Each record below must be returned exactly as shown.

_Material provided_:

=======

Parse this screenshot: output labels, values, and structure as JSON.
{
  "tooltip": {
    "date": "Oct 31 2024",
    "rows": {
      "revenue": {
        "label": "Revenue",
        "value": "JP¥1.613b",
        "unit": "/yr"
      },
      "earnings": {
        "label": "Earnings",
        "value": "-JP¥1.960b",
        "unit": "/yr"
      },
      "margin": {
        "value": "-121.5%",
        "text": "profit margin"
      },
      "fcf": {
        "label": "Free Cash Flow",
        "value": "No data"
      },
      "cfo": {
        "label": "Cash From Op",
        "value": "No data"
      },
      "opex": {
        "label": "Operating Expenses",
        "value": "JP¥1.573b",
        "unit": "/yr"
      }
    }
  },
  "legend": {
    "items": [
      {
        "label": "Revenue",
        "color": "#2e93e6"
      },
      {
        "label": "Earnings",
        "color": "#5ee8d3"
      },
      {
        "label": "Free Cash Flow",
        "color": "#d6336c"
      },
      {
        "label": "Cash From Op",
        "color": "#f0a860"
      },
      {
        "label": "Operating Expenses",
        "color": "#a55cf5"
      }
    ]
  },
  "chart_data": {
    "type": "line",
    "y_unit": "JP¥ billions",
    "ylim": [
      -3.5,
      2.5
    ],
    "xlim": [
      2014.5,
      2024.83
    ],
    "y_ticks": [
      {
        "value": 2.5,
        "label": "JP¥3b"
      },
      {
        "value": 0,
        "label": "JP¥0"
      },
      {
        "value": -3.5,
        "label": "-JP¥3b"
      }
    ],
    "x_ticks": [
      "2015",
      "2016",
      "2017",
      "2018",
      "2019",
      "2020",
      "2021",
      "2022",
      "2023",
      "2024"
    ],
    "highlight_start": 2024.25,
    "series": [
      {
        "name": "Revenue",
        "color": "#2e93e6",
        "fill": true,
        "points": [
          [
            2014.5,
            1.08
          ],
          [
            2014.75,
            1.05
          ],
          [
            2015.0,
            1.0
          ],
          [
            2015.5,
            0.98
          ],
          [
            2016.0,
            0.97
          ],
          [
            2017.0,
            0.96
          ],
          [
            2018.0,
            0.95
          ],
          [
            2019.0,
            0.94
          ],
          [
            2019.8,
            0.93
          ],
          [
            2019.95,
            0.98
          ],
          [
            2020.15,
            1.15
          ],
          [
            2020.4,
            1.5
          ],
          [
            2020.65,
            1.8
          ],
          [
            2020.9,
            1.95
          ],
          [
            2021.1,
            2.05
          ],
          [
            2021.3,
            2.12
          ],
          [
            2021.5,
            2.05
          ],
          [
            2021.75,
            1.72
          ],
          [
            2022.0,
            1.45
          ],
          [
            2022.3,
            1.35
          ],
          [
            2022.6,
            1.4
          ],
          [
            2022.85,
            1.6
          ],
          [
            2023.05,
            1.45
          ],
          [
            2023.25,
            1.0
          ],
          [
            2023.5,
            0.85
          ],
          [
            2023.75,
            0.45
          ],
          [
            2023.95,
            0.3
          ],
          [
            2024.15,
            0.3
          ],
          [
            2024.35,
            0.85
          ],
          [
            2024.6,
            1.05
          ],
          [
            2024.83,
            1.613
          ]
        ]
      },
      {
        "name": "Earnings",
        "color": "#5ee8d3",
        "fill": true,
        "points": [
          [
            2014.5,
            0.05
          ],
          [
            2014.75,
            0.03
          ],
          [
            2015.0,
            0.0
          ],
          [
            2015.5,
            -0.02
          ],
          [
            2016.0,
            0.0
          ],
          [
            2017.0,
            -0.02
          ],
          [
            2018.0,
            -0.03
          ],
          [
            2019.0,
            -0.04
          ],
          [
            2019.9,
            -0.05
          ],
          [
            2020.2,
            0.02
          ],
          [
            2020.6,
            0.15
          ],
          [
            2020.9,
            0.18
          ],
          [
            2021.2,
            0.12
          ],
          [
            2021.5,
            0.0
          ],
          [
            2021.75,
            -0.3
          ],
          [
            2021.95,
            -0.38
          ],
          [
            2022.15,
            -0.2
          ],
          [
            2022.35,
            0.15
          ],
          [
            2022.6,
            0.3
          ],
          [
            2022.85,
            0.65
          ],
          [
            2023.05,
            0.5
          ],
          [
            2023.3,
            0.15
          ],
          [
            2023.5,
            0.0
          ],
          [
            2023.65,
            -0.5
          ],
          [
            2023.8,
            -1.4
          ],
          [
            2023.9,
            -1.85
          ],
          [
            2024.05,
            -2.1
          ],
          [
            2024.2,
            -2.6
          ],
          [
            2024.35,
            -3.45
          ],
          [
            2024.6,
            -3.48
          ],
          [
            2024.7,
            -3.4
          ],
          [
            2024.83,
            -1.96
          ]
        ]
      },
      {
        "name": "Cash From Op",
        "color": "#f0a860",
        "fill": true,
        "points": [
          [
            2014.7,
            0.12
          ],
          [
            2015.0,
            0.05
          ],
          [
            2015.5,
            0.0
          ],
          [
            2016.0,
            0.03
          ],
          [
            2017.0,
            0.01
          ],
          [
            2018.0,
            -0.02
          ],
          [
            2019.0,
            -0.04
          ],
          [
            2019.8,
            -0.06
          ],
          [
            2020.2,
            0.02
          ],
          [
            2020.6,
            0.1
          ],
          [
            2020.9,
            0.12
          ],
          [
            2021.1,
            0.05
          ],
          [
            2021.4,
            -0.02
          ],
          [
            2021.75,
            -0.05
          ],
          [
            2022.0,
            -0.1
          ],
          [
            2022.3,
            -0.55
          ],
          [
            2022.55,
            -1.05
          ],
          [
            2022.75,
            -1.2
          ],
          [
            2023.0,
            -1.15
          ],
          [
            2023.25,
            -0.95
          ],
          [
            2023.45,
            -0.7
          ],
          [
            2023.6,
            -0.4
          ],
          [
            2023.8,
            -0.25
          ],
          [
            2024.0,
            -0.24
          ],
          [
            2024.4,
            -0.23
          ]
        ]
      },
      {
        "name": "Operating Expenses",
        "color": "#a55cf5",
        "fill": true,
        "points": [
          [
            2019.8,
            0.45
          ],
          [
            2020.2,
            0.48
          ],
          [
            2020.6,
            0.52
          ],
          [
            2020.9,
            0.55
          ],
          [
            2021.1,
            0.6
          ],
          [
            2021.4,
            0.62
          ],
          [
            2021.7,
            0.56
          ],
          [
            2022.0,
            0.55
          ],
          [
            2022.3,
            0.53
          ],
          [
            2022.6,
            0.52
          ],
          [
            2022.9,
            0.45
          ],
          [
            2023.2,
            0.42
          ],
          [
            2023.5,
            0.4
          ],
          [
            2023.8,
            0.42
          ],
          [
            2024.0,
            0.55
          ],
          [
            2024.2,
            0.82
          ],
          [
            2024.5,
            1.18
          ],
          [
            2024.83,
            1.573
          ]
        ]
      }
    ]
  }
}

=======

_Answer to the exercise_:
Parse this screenshot: output labels, values, and structure as JSON.
{
  "tooltip": {
    "date": "Oct 31 2024",
    "rows": {
      "revenue": {
        "label": "Revenue",
        "value": "JP¥1.613b",
        "unit": "/yr"
      },
      "earnings": {
        "label": "Earnings",
        "value": "-JP¥1.960b",
        "unit": "/yr"
      },
      "margin": {
        "value": "-121.5%",
        "text": "profit margin"
      },
      "fcf": {
        "label": "Free Cash Flow",
        "value": "No data"
      },
      "cfo": {
        "label": "Cash From Op",
        "value": "No data"
      },
      "opex": {
        "label": "Operating Expenses",
        "value": "JP¥1.573b",
        "unit": "/yr"
      }
    }
  },
  "legend": {
    "items": [
      {
        "label": "Revenue",
        "color": "#2e93e6"
      },
      {
        "label": "Earnings",
        "color": "#5ee8d3"
      },
      {
        "label": "Free Cash Flow",
        "color": "#d6336c"
      },
      {
        "label": "Cash From Op",
        "color": "#f0a860"
      },
      {
        "label": "Operating Expenses",
        "color": "#a55cf5"
      }
    ]
  },
  "chart_data": {
    "type": "line",
    "y_unit": "JP¥ billions",
    "ylim": [
      -3.5,
      2.5
    ],
    "xlim": [
      2014.5,
      2024.83
    ],
    "y_ticks": [
      {
        "value": 2.5,
        "label": "JP¥3b"
      },
      {
        "value": 0,
        "label": "JP¥0"
      },
      {
        "value": -3.5,
        "label": "-JP¥3b"
      }
    ],
    "x_ticks": [
      "2015",
      "2016",
      "2017",
      "2018",
      "2019",
      "2020",
      "2021",
      "2022",
      "2023",
      "2024"
    ],
    "highlight_start": 2024.25,
    "series": [
      {
        "name": "Revenue",
        "color": "#2e93e6",
        "fill": true,
        "points": [
          [
            2014.5,
            1.08
          ],
          [
            2014.75,
            1.05
          ],
          [
            2015.0,
            1.0
          ],
          [
            2015.5,
            0.98
          ],
          [
            2016.0,
            0.97
          ],
          [
            2017.0,
            0.96
          ],
          [
            2018.0,
            0.95
          ],
          [
            2019.0,
            0.94
          ],
          [
            2019.8,
            0.93
          ],
          [
            2019.95,
            0.98
          ],
          [
            2020.15,
            1.15
          ],
          [
            2020.4,
            1.5
          ],
          [
            2020.65,
            1.8
          ],
          [
            2020.9,
            1.95
          ],
          [
            2021.1,
            2.05
          ],
          [
            2021.3,
            2.12
          ],
          [
            2021.5,
            2.05
          ],
          [
            2021.75,
            1.72
          ],
          [
            2022.0,
            1.45
          ],
          [
            2022.3,
            1.35
          ],
          [
            2022.6,
            1.4
          ],
          [
            2022.85,
            1.6
          ],
          [
            2023.05,
            1.45
          ],
          [
            2023.25,
            1.0
          ],
          [
            2023.5,
            0.85
          ],
          [
            2023.75,
            0.45
          ],
          [
            2023.95,
            0.3
          ],
          [
            2024.15,
            0.3
          ],
          [
            2024.35,
            0.85
          ],
          [
            2024.6,
            1.05
          ],
          [
            2024.83,
            1.613
          ]
        ]
      },
      {
        "name": "Earnings",
        "color": "#5ee8d3",
        "fill": true,
        "points": [
          [
            2014.5,
            0.05
          ],
          [
            2014.75,
            0.03
          ],
          [
            2015.0,
            0.0
          ],
          [
            2015.5,
            -0.02
          ],
          [
            2016.0,
            0.0
          ],
          [
            2017.0,
            -0.02
          ],
          [
            2018.0,
            -0.03
          ],
          [
            2019.0,
            -0.04
          ],
          [
            2019.9,
            -0.05
          ],
          [
            2020.2,
            0.02
          ],
          [
            2020.6,
            0.15
          ],
          [
            2020.9,
            0.18
          ],
          [
            2021.2,
            0.12
          ],
          [
            2021.5,
            0.0
          ],
          [
            2021.75,
            -0.3
          ],
          [
            2021.95,
            -0.38
          ],
          [
            2022.15,
            -0.2
          ],
          [
            2022.35,
            0.15
          ],
          [
            2022.6,
            0.3
          ],
          [
            2022.85,
            0.65
          ],
          [
            2023.05,
            0.5
          ],
          [
            2023.3,
            0.15
          ],
          [
            2023.5,
            0.0
          ],
          [
            2023.65,
            -0.5
          ],
          [
            2023.8,
            -1.4
          ],
          [
            2023.9,
            -1.85
          ],
          [
            2024.05,
            -2.1
          ],
          [
            2024.2,
            -2.6
          ],
          [
            2024.35,
            -3.45
          ],
          [
            2024.6,
            -3.48
          ],
          [
            2024.7,
            -3.4
          ],
          [
            2024.83,
            -1.96
          ]
        ]
      },
      {
        "name": "Cash From Op",
        "color": "#f0a860",
        "fill": true,
        "points": [
          [
            2014.7,
            0.12
          ],
          [
            2015.0,
            0.05
          ],
          [
            2015.5,
            0.0
          ],
          [
            2016.0,
            0.03
          ],
          [
            2017.0,
            0.01
          ],
          [
            2018.0,
            -0.02
          ],
          [
            2019.0,
            -0.04
          ],
          [
            2019.8,
            -0.06
          ],
          [
            2020.2,
            0.02
          ],
          [
            2020.6,
            0.1
          ],
          [
            2020.9,
            0.12
          ],
          [
            2021.1,
            0.05
          ],
          [
            2021.4,
            -0.02
          ],
          [
            2021.75,
            -0.05
          ],
          [
            2022.0,
            -0.1
          ],
          [
            2022.3,
            -0.55
          ],
          [
            2022.55,
            -1.05
          ],
          [
            2022.75,
            -1.2
          ],
          [
            2023.0,
            -1.15
          ],
          [
            2023.25,
            -0.95
          ],
          [
            2023.45,
            -0.7
          ],
          [
            2023.6,
            -0.4
          ],
          [
            2023.8,
            -0.25
          ],
          [
            2024.0,
            -0.24
          ],
          [
            2024.4,
            -0.23
          ]
        ]
      },
      {
        "name": "Operating Expenses",
        "color": "#a55cf5",
        "fill": true,
        "points": [
          [
            2019.8,
            0.45
          ],
          [
            2020.2,
            0.48
          ],
          [
            2020.6,
            0.52
          ],
          [
            2020.9,
            0.55
          ],
          [
            2021.1,
            0.6
          ],
          [
            2021.4,
            0.62
          ],
          [
            2021.7,
            0.56
          ],
          [
            2022.0,
            0.55
          ],
          [
            2022.3,
            0.53
          ],
          [
            2022.6,
            0.52
          ],
          [
            2022.9,
            0.45
          ],
          [
            2023.2,
            0.42
          ],
          [
            2023.5,
            0.4
          ],
          [
            2023.8,
            0.42
          ],
          [
            2024.0,
            0.55
          ],
          [
            2024.2,
            0.82
          ],
          [
            2024.5,
            1.18
          ],
          [
            2024.83,
            1.573
          ]
        ]
      }
    ]
  }
}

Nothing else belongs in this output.